__LISTA DE TAREAS__
(1) Según el extracto del documento, ¿qué se envían los dos hermanos del corto de Marcelo Piñeyro para comunicarse?
(2) En el extracto del documento, cambia "fresco" por "retrato" en el pasaje que va desde "Los cortos de" hasta "muchas veces olvidada.", ambos incluidos.

##### EXTRACTO DEL DOCUMENTO #####

Pero –hay que advertirlo para fans acérrimos– se trata sólo
de una excusa: son pocos los momentos en que vemos las caras de los ídolos
y su música se regala sólo de a pedacitos o como parte de la banda
sonora del cortometraje en cuestión.
Los relatos de ficción con un esquema de narración clásica son los
que resultan más consistentes. Bruno Stagnaro (Pizza, birra, faso)
presenta a una chica deseosa de llegar a San Juan para conquistar y
acostarse con El Bahiano de Los Pericos... o matarlo si no lo consigue.
Flavio Nardini y Cristian Bernard (76 89 03) logran retratar, a
través del humor de un fan cordobés y de una situación fantástica, el
espíritu solidario y algo milagroso de la Mona Jiménez. En la propuesta
de Gustavo Postiglione (El asadito), Fito Páez y unas fotos polaroids
funcionan como nexo entre dos personajes paralelos que alguna vez
estuvieron enamorados y ahora están a punto de volver a encontrarse.
Por su parte, Marcelo Piñeyro (Plata quemada) describe –con
buen pulso y emoción– la relación entre dos hermanos. Los chicos viven
en distintos lugares del mundo y se mandan cassettes grabados para
comunicarse. Allí, el de Misiones le cuenta al de Berlín sus aventuras y
desventuras de pueblo y reflexiona sobre su partida. Como regalo de
cumpleaños le envía una canción de su ídolo, León Gieco, dedicada
durante su concierto en El Dorado. "La cultura es la sonrisa" es
el tema musical que, suponemos no casualmente, cierra el largometraje.
Los cortos de registro netamente documental, como el de Divididos en
Ushuaia y el de Mercedes Sosa en Santa Catalina, Jujuy (los lugares más
al sur y más al norte de la Argentina, respectivamente), aportan una
dosis de emoción que a otras de las historias les falta. Alejados del
tono humorístico, dramático o de suspenso de las ficciones, logran –con
la potencia de las imágenes, la música y unas pocas palabras– un
fresco íntimo de esa gente muchas veces olvidada.
Mención aparte merece el trabajo de Fernando Spiner (La sonámbula)

##### EXTRACTOS DE REGISTROS #####

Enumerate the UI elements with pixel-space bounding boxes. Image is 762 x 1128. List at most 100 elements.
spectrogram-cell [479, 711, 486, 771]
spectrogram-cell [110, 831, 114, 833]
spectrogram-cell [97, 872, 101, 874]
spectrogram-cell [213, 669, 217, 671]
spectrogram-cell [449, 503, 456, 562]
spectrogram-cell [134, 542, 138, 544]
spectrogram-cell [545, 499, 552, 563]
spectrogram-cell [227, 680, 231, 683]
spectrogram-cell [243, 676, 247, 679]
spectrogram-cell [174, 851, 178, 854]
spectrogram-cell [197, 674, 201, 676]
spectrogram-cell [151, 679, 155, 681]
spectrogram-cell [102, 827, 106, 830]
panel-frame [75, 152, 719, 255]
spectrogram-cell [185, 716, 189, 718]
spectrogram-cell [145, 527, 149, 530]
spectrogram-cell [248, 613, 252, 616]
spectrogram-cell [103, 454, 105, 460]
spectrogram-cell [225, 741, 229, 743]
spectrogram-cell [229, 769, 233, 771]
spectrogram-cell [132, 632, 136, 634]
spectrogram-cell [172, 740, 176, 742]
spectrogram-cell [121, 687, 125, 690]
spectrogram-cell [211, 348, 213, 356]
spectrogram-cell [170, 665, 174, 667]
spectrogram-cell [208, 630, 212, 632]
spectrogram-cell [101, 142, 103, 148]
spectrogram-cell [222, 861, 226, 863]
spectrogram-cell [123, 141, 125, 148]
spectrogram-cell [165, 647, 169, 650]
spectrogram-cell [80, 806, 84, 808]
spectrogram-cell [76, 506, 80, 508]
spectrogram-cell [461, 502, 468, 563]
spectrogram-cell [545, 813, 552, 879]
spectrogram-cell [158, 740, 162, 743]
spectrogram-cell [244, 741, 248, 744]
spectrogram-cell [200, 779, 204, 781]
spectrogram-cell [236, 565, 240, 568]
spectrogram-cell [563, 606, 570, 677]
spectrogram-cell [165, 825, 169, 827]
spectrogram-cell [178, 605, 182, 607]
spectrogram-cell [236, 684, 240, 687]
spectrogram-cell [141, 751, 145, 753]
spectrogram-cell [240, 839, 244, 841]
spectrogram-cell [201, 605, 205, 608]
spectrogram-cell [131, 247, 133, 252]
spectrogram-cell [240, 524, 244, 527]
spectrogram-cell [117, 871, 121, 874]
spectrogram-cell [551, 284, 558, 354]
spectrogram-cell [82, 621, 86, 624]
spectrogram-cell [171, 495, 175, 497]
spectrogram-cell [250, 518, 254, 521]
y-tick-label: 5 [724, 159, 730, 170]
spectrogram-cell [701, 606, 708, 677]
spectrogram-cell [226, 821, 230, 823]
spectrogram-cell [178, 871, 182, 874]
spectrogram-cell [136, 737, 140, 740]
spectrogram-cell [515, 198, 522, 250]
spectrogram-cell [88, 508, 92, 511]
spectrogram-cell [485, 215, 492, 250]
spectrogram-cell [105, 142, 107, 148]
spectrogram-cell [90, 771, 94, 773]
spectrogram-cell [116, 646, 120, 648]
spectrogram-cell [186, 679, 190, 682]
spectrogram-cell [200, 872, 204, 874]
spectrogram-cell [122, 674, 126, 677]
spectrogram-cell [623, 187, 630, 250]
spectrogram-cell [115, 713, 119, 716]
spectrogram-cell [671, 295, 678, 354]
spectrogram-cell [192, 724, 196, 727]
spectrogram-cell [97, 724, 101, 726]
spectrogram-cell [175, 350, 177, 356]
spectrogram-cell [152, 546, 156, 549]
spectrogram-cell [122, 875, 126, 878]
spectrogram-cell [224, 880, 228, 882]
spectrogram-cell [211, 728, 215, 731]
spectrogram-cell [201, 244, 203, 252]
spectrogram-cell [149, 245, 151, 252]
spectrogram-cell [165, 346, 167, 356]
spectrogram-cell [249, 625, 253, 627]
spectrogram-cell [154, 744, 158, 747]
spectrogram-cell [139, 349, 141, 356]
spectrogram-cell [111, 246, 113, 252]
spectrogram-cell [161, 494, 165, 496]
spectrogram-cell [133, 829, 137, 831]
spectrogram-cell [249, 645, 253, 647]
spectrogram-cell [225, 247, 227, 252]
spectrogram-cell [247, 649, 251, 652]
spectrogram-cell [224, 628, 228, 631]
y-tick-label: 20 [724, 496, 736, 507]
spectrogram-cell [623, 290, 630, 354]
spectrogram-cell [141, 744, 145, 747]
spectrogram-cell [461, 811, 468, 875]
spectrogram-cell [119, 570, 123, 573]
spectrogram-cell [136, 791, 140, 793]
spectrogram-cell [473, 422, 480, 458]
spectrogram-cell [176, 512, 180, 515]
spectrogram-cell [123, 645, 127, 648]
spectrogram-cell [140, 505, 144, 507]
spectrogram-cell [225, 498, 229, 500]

#####

__RESPUESTAS NUMERADAS__
(1) Se mandan cassettes grabados.

(2)
Los cortos de registro netamente documental, como el de Divididos en
Ushuaia y el de Mercedes Sosa en Santa Catalina, Jujuy (los lugares más
al sur y más al norte de la Argentina, respectivamente), aportan una
dosis de emoción que a otras de las historias les falta. Alejados del
tono humorístico, dramático o de suspenso de las ficciones, logran –con
la potencia de las imágenes, la música y unas pocas palabras– un
retrato íntimo de esa gente muchas veces olvidada.